Give the number of lines in the data that contain "JSON", and nothing more.
<<<<
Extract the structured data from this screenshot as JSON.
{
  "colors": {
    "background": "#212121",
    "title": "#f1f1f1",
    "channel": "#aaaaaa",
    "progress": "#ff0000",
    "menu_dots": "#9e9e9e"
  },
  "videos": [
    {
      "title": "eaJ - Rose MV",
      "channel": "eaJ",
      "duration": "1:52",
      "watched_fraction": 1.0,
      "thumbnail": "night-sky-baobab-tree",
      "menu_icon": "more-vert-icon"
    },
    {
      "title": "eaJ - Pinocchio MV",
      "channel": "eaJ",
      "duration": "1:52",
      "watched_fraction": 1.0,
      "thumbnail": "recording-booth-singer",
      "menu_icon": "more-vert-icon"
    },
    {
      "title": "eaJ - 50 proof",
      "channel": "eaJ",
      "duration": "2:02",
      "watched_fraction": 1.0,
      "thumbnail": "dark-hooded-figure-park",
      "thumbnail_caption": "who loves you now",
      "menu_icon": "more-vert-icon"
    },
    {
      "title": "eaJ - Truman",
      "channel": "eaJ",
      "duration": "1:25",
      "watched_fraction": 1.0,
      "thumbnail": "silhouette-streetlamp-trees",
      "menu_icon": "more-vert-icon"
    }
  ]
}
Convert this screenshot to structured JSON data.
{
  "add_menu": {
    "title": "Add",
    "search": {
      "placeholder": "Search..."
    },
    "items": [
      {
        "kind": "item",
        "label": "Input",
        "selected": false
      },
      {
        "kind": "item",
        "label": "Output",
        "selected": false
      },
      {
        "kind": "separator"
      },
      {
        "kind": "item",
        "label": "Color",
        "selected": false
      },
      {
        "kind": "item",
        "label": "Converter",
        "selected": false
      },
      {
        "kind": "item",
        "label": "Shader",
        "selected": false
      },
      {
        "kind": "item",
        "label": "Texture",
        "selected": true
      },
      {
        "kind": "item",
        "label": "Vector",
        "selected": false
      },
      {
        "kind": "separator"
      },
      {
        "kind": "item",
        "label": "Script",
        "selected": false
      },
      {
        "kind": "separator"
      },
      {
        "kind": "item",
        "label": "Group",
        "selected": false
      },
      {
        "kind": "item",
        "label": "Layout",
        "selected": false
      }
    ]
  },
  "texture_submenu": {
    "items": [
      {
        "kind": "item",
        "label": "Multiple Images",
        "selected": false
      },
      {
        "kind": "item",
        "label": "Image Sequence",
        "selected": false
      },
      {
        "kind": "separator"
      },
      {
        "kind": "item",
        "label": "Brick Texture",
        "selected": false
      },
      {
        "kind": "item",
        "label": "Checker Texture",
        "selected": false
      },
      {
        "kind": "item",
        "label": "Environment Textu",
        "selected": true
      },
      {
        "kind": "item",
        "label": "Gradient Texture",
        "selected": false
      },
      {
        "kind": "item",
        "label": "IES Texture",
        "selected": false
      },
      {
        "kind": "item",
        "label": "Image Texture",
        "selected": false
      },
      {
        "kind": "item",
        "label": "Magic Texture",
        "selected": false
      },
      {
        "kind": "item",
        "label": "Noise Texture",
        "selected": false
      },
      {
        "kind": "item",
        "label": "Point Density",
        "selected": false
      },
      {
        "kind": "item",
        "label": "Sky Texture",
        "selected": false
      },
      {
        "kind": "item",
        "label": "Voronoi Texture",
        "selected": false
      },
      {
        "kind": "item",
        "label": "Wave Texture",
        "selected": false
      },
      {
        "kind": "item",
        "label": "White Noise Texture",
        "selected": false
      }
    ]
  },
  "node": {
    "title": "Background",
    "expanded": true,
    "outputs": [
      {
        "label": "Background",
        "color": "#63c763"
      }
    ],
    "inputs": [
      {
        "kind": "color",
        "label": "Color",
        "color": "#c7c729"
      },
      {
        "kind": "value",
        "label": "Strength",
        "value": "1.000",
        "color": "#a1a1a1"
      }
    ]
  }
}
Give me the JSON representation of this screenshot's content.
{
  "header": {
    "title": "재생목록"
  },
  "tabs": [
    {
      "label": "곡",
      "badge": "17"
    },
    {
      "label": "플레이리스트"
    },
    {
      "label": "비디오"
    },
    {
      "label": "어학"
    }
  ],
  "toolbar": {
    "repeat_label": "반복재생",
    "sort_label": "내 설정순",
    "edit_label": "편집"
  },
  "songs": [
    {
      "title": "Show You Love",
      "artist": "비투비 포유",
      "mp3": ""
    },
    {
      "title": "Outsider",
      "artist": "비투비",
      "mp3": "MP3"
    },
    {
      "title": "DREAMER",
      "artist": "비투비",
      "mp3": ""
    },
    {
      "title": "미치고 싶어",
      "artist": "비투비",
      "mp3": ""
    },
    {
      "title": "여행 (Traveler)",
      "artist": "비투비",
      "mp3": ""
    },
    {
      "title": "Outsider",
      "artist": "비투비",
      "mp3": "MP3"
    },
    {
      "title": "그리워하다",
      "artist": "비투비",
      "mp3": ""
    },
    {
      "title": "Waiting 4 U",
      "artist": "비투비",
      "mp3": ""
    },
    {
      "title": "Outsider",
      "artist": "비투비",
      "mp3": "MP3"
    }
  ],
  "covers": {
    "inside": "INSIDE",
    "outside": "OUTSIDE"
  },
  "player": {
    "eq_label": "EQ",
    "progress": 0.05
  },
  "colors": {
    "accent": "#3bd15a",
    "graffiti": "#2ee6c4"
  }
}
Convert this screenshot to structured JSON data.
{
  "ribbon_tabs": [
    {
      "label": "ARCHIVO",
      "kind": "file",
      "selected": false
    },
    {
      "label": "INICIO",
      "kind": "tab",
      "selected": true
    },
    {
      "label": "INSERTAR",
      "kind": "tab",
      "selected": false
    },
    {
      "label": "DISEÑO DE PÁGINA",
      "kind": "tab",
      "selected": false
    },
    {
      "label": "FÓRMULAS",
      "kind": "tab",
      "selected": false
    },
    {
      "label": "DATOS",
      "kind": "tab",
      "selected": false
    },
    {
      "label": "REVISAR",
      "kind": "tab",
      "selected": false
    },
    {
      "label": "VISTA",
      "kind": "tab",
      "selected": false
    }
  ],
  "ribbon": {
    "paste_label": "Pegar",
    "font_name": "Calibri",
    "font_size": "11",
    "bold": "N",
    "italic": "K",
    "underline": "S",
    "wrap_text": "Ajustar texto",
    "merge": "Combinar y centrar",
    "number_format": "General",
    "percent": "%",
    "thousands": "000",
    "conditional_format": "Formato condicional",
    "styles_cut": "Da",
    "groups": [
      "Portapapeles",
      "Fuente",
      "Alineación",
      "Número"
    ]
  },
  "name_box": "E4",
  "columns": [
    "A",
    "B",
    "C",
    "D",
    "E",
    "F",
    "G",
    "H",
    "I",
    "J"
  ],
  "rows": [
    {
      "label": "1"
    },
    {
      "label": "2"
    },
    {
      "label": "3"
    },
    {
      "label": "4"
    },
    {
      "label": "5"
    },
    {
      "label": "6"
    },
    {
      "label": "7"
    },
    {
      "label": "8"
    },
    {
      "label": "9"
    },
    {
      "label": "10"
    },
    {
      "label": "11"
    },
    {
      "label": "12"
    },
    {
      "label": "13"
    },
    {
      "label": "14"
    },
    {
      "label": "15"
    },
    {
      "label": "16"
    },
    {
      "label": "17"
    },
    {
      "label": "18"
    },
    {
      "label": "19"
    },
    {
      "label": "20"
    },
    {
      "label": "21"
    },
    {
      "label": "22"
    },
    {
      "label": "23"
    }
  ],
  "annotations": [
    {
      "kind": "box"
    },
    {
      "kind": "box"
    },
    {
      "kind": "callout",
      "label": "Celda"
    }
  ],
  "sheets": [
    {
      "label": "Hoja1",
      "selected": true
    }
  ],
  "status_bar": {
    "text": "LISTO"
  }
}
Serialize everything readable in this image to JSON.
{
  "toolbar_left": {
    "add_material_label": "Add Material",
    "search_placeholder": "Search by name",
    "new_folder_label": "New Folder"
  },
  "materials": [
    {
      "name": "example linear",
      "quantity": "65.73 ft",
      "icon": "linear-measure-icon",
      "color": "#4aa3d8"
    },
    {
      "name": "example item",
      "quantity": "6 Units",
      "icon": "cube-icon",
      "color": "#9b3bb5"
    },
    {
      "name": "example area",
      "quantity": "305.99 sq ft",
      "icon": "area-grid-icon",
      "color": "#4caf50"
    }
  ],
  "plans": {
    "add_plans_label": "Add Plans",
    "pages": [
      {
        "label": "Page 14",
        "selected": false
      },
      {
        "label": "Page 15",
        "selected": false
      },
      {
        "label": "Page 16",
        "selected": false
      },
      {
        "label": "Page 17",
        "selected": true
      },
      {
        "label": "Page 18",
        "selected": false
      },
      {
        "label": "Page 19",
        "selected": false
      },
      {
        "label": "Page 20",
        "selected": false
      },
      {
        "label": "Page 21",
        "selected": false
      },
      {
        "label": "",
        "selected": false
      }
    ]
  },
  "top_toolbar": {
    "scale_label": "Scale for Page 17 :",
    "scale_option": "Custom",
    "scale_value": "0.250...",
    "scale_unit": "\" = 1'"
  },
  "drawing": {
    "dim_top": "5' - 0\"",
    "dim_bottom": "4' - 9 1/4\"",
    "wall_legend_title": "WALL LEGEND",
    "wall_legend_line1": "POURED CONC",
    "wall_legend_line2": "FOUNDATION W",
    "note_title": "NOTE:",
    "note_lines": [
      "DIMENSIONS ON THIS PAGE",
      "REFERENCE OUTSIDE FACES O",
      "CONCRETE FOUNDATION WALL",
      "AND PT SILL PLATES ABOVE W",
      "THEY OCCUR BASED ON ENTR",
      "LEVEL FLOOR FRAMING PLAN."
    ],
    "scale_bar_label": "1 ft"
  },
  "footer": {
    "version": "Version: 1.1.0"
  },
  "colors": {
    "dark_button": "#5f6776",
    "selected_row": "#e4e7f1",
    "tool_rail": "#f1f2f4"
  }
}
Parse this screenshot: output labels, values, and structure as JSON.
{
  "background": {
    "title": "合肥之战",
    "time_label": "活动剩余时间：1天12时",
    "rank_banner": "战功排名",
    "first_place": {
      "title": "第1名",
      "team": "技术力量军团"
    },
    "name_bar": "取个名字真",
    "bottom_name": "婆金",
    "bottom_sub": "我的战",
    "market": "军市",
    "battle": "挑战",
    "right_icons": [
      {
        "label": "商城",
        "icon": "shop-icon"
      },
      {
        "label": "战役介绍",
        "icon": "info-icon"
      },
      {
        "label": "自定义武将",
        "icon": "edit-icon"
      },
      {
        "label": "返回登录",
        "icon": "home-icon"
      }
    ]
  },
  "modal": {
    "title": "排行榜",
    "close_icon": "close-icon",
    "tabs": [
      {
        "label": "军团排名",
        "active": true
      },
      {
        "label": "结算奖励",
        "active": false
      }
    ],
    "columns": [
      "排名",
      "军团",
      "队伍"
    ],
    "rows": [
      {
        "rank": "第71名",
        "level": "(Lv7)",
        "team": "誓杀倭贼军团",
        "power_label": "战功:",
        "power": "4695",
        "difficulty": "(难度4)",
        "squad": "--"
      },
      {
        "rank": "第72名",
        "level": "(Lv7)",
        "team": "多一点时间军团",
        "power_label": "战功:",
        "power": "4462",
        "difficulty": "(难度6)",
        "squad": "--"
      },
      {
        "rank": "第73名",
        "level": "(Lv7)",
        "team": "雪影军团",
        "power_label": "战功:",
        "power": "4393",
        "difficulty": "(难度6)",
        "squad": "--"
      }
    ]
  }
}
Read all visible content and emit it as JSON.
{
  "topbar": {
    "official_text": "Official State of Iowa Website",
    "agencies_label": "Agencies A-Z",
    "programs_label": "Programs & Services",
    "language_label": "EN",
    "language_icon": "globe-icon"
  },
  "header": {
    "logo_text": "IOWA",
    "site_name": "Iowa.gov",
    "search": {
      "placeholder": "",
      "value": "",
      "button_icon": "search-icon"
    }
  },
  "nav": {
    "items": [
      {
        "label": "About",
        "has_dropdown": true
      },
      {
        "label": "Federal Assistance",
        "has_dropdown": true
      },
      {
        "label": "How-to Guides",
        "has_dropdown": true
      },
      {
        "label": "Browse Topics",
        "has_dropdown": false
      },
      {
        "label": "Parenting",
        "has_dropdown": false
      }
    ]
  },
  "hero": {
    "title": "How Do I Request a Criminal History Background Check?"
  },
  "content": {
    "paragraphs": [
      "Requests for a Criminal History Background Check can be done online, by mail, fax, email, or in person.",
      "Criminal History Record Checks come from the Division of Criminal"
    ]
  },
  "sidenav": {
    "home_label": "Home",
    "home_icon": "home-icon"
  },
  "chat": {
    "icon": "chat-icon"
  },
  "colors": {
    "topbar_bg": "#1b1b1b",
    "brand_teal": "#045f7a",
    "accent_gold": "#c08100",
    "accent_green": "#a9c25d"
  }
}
>>>>
§ WRITTEN RESPONSE
7